Figure data in JSON
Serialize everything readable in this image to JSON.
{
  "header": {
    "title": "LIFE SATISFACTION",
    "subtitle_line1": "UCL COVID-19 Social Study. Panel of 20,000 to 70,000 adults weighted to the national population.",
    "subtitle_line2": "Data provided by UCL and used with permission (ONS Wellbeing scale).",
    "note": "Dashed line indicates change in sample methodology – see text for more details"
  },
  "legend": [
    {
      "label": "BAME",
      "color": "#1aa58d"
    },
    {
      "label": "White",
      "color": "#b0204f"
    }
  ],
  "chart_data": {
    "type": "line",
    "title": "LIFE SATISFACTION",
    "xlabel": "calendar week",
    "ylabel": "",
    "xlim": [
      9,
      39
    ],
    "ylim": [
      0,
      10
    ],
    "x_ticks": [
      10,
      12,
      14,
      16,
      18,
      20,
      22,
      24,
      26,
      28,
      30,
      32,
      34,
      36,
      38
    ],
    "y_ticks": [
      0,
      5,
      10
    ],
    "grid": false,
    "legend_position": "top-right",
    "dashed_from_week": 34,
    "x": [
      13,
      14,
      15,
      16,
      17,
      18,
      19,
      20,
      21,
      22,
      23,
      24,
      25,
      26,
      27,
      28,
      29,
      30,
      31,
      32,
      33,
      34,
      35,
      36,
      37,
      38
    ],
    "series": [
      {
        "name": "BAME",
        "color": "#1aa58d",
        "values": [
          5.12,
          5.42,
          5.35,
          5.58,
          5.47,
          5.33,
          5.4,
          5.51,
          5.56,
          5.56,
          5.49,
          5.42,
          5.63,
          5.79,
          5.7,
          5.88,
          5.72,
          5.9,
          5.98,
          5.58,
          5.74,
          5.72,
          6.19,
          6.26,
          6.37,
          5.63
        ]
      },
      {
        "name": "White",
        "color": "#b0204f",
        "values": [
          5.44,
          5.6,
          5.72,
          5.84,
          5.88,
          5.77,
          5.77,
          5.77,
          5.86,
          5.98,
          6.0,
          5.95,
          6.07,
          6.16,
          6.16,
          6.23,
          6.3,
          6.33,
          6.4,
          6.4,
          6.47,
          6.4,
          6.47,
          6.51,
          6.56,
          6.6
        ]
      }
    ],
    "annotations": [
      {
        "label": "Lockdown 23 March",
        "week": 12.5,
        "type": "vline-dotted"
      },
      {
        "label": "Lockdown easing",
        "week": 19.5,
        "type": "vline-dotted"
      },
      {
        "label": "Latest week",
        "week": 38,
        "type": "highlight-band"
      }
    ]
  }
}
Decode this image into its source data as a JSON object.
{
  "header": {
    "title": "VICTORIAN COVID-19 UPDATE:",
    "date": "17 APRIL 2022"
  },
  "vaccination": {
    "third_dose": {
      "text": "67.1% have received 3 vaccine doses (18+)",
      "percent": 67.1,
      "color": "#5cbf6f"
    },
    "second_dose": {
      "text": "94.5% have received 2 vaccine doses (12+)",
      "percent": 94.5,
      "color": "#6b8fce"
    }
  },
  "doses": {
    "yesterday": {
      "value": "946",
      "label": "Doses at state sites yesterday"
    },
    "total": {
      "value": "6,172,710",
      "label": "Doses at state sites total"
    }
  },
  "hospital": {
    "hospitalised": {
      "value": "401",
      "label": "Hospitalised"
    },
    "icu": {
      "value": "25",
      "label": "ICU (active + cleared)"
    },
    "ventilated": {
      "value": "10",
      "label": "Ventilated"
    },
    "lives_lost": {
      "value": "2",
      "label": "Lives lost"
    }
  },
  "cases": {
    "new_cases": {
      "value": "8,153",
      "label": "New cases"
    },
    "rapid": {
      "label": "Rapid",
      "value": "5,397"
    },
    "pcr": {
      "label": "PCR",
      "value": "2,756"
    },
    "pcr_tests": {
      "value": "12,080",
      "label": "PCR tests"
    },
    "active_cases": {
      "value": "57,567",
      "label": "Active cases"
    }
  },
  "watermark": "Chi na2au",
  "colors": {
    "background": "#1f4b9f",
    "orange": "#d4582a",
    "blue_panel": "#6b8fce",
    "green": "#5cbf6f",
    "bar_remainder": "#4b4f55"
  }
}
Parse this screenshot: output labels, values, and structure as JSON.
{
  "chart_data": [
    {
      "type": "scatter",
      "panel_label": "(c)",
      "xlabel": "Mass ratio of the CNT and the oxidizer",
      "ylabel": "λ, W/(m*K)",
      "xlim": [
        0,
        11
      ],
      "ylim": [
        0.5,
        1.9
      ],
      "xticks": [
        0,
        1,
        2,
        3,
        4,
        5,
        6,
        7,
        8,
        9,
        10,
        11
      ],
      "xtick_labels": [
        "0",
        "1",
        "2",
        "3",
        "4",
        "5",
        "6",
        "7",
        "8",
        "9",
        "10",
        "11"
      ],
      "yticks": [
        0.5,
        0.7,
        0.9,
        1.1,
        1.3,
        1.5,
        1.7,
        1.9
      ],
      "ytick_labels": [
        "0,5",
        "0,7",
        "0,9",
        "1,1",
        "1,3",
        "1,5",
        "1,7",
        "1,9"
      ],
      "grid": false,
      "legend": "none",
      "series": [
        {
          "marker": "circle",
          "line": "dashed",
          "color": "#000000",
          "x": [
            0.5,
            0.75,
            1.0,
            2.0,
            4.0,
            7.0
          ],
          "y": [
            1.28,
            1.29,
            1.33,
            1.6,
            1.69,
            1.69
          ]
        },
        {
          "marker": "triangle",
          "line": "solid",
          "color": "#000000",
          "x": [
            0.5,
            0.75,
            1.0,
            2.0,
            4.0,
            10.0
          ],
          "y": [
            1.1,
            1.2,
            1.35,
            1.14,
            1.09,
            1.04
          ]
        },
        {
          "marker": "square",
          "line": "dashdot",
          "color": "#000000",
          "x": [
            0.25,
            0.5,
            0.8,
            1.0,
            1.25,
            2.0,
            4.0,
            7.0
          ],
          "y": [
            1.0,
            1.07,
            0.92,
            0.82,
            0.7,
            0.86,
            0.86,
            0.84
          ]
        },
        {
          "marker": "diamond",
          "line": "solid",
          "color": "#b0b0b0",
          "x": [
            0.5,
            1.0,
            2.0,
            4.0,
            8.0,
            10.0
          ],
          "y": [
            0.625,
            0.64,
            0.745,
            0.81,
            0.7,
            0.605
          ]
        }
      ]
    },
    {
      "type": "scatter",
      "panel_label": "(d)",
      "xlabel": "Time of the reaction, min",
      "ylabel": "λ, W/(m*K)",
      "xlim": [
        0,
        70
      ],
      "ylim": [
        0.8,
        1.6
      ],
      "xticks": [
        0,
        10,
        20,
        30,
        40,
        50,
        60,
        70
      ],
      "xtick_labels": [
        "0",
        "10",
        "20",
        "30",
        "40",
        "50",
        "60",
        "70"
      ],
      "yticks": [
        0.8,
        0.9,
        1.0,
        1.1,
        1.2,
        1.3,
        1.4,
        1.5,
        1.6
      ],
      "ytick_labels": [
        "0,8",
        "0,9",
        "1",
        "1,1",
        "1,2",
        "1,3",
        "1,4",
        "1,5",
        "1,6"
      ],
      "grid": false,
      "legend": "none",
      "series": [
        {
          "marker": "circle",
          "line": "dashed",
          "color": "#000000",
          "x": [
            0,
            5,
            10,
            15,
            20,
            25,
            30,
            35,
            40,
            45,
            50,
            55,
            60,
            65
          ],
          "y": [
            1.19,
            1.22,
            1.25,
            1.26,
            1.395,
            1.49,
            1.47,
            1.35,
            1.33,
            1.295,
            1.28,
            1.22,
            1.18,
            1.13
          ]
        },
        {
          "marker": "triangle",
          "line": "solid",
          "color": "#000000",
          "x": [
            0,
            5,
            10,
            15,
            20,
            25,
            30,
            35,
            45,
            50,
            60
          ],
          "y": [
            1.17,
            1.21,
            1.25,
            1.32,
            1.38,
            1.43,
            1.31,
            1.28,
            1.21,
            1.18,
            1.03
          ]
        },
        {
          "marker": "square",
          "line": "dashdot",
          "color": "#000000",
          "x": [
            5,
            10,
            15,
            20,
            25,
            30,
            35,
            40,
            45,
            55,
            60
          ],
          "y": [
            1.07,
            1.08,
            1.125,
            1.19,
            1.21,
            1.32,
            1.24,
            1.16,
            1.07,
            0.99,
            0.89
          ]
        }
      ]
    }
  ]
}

→ What needs to be done
Working from the listing above, pick out every line that has "this" and copy it.

→ Written answer
Serialize everything readable in this image to JSON.
Decode this image into its source data as a JSON object.
Parse this screenshot: output labels, values, and structure as JSON.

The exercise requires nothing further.